> [PAGE TEXT]:
* * * * * * * * *

Richmond Hill is an Australian television soap opera made in 1988 by the Reg Grundy Organisation for the Ten Network. It was devised by Reg Watson who also created Neighbours. It debuted on 27 January 1988 in a two-hour episode on Network 10 at 7.30pm. The series was only moderately successful and was cancelled on 22 June 1988. A total of 91 episodes were produced.

Synopsis
Whereas Neighbours was set in Melbourne, this series was set in a small fictional Australian country town near Sydney and most of the scenes revolved around the local police station, a real estate agency, and the pub. The serial drew comparisons to the hugely popular Seven Network soap operas, A Country Practice and Cop Shop. The programme was produced in Sydney, some location shooting took place in Mona Vale, New South Wales. Connie Ryan's house in the series was in Berryman Street, North Ryde NSW.

The cast was intentionally made up of experienced soap actors in a bid to secure immediate success. Well-known names included Maggie Kirkpatrick, Amanda Muggleton, Paula Duncan and Tim Elston from Prisoner. Popular veteran actress, Gwen Plumb, famous for her long-running role as Ada Simmonds in The Young Doctors, starred as Mum Foote. There were also several actors from Sons and Daughters, including Tom Richards, Rona Coleman, Angela Kennedy and Michael Long, as well as an assortment of young beginners, Ashley Paske, Emily Symons (pre Home and Away), Marc Gray, and Melissa Tkautz, all made their TV debuts in the series. Former comedy star Ross Higgins of Kingswood Country played the central role of the local police officer and family man Dan Costello.

Broadcast history
Richmond Hill was broadcast on Network Ten in an evening timeslot 19:30–20:30 as two one-hour episodes each week on Wednesdays and Thursdays.

The series, although quite popular, was considered a lukewarm success in the Australian ratings, and was cancelled after six months in June 1988, and ended abruptly at episode 92 later that year. The decision came as a shock to producers, not least due to the fact that key actors contracts had just been extended for another year. As a result, the actors continued to be paid even though the series was no longer in production. There was not a definitive conclusion to the series because production was expected to continue. A final blow was the series had just been sold to the ITV network in the UK the very week it was axed in Australia, but ITV still aired all the episodes.

* * * * * * * * *

> [RECORDS]:
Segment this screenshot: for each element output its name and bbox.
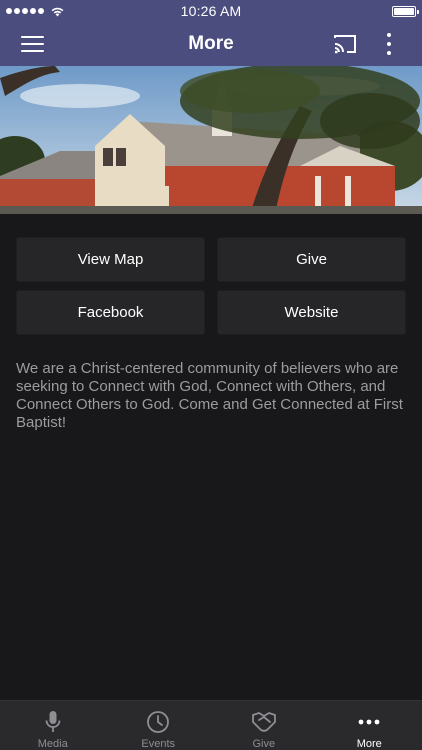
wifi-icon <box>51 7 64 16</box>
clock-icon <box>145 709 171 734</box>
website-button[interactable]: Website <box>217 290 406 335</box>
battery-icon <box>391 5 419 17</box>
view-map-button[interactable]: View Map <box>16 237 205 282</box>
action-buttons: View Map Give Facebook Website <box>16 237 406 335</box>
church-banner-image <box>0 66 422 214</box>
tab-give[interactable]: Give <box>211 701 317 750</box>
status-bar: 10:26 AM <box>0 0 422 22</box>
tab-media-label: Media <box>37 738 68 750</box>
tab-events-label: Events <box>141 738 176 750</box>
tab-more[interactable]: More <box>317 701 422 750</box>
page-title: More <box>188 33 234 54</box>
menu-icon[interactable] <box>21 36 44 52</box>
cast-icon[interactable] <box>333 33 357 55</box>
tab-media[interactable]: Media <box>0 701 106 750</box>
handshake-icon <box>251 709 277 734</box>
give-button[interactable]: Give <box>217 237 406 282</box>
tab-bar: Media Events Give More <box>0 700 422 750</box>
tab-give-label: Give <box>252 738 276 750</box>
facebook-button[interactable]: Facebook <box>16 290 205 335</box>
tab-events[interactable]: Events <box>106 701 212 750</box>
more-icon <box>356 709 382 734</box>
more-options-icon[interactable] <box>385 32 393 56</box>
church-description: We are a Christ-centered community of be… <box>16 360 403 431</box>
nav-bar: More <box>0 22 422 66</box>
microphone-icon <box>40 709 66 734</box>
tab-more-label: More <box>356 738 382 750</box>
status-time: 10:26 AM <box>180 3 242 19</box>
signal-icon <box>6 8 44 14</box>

* * * * * * * * *

> [WHAT YOU ARE ASKED TO DO]: Rewrite the Richmond Hill text from the words "The series, although" through "all the episodes.", changing "lukewarm success" to "modest success".

> [OUTPUT FOR THIS EXERCISE]:
The series, although quite popular, was considered a modest success in the Australian ratings, and was cancelled after six months in June 1988, and ended abruptly at episode 92 later that year. The decision came as a shock to producers, not least due to the fact that key actors contracts had just been extended for another year. As a result, the actors continued to be paid even though the series was no longer in production. There was not a definitive conclusion to the series because production was expected to continue. A final blow was the series had just been sold to the ITV network in the UK the very week it was axed in Australia, but ITV still aired all the episodes.